— start of DATA ENTRIES —

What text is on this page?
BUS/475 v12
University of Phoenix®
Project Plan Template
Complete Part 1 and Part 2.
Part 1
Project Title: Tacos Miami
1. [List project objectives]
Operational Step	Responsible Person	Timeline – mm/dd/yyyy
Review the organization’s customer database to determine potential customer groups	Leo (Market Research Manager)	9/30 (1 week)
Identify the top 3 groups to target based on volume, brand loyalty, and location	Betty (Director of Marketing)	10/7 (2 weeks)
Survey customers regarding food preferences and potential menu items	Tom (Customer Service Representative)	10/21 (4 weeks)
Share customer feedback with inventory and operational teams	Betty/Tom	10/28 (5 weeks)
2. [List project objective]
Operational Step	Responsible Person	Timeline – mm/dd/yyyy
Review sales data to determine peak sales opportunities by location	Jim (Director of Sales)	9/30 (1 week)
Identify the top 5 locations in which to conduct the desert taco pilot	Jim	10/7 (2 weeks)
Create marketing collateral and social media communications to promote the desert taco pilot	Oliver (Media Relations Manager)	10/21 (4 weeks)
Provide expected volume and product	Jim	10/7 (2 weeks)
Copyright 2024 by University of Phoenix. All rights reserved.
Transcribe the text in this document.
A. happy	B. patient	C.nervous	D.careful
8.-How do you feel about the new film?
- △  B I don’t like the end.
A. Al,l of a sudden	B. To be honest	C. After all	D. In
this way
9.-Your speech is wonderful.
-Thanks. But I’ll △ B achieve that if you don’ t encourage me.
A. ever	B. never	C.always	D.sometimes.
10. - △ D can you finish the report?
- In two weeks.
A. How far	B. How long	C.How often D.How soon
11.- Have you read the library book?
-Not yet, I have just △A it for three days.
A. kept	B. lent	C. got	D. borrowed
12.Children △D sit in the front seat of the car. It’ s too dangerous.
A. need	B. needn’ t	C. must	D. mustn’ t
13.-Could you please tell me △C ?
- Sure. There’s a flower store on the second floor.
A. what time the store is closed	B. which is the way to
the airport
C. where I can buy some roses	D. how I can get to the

— end of DATA ENTRIES —

◆ **TASK STATEMENT**: Where a line holds "Phoenix", copy that line.

◆ **COMPLETE RESPONSE**:
University of Phoenix®
Copyright 2024 by University of Phoenix. All rights reserved.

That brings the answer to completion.